Every record below should be written out exactly; pictures stay out.
-- Begin DATA FOR THIS EXERCISE --
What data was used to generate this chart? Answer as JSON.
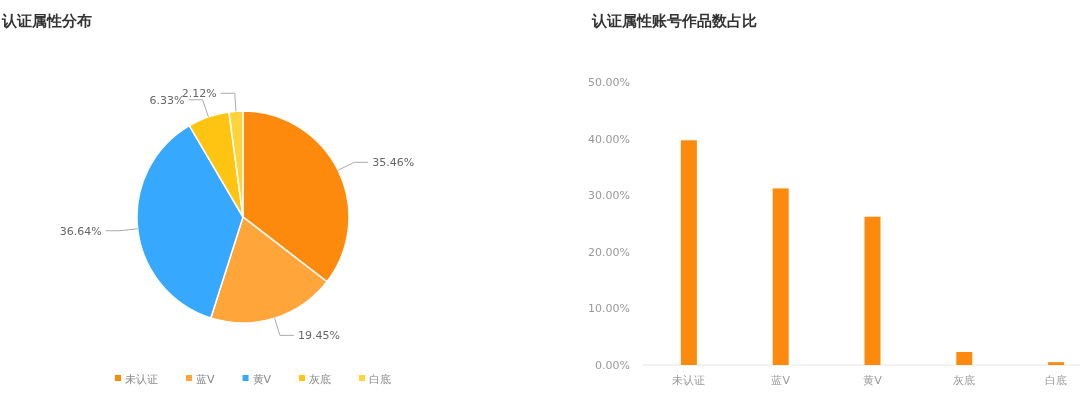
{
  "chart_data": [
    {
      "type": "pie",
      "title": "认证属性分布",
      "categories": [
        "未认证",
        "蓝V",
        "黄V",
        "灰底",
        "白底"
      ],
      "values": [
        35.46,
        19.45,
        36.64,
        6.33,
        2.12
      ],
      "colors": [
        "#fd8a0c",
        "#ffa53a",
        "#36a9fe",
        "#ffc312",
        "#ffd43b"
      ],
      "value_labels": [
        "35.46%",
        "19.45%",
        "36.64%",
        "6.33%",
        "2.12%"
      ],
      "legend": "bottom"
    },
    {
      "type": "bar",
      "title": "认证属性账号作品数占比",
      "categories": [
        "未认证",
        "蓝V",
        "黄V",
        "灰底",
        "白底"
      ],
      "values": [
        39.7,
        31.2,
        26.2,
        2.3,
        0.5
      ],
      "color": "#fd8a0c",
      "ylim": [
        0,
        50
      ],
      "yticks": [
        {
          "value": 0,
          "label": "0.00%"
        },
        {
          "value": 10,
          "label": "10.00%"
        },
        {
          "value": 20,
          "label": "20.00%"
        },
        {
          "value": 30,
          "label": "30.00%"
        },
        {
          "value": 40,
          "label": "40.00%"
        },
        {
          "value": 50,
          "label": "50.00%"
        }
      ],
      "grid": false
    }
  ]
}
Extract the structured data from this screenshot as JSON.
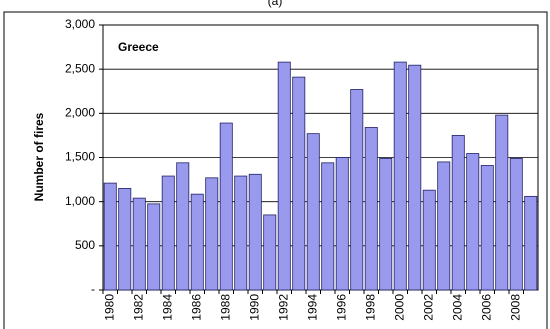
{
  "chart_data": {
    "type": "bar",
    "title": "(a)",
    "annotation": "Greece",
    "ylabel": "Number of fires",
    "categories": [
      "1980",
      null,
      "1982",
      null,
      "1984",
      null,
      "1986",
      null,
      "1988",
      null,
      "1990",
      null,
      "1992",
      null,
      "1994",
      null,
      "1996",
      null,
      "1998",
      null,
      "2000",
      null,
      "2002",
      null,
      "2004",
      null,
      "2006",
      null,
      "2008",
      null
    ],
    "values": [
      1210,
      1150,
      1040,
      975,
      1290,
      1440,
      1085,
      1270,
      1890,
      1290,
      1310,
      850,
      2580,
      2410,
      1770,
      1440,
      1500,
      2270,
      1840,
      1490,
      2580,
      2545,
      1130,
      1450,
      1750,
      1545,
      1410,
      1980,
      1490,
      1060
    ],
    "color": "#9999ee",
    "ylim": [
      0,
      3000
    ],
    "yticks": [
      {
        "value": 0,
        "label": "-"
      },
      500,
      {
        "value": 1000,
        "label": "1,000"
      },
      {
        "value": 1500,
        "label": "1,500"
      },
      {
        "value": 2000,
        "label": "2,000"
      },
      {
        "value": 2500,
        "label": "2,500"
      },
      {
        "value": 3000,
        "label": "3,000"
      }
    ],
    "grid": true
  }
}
-- End DATA FOR THIS EXERCISE --
OUTPUT BELOW »
What data was used to generate this chart? Answer as JSON.
{
  "chart_data": [
    {
      "type": "pie",
      "title": "认证属性分布",
      "categories": [
        "未认证",
        "蓝V",
        "黄V",
        "灰底",
        "白底"
      ],
      "values": [
        35.46,
        19.45,
        36.64,
        6.33,
        2.12
      ],
      "colors": [
        "#fd8a0c",
        "#ffa53a",
        "#36a9fe",
        "#ffc312",
        "#ffd43b"
      ],
      "value_labels": [
        "35.46%",
        "19.45%",
        "36.64%",
        "6.33%",
        "2.12%"
      ],
      "legend": "bottom"
    },
    {
      "type": "bar",
      "title": "认证属性账号作品数占比",
      "categories": [
        "未认证",
        "蓝V",
        "黄V",
        "灰底",
        "白底"
      ],
      "values": [
        39.7,
        31.2,
        26.2,
        2.3,
        0.5
      ],
      "color": "#fd8a0c",
      "ylim": [
        0,
        50
      ],
      "yticks": [
        {
          "value": 0,
          "label": "0.00%"
        },
        {
          "value": 10,
          "label": "10.00%"
        },
        {
          "value": 20,
          "label": "20.00%"
        },
        {
          "value": 30,
          "label": "30.00%"
        },
        {
          "value": 40,
          "label": "40.00%"
        },
        {
          "value": 50,
          "label": "50.00%"
        }
      ],
      "grid": false
    }
  ]
}
Extract the structured data from this screenshot as JSON.
{
  "chart_data": {
    "type": "bar",
    "title": "(a)",
    "annotation": "Greece",
    "ylabel": "Number of fires",
    "categories": [
      "1980",
      null,
      "1982",
      null,
      "1984",
      null,
      "1986",
      null,
      "1988",
      null,
      "1990",
      null,
      "1992",
      null,
      "1994",
      null,
      "1996",
      null,
      "1998",
      null,
      "2000",
      null,
      "2002",
      null,
      "2004",
      null,
      "2006",
      null,
      "2008",
      null
    ],
    "values": [
      1210,
      1150,
      1040,
      975,
      1290,
      1440,
      1085,
      1270,
      1890,
      1290,
      1310,
      850,
      2580,
      2410,
      1770,
      1440,
      1500,
      2270,
      1840,
      1490,
      2580,
      2545,
      1130,
      1450,
      1750,
      1545,
      1410,
      1980,
      1490,
      1060
    ],
    "color": "#9999ee",
    "ylim": [
      0,
      3000
    ],
    "yticks": [
      {
        "value": 0,
        "label": "-"
      },
      500,
      {
        "value": 1000,
        "label": "1,000"
      },
      {
        "value": 1500,
        "label": "1,500"
      },
      {
        "value": 2000,
        "label": "2,000"
      },
      {
        "value": 2500,
        "label": "2,500"
      },
      {
        "value": 3000,
        "label": "3,000"
      }
    ],
    "grid": true
  }
}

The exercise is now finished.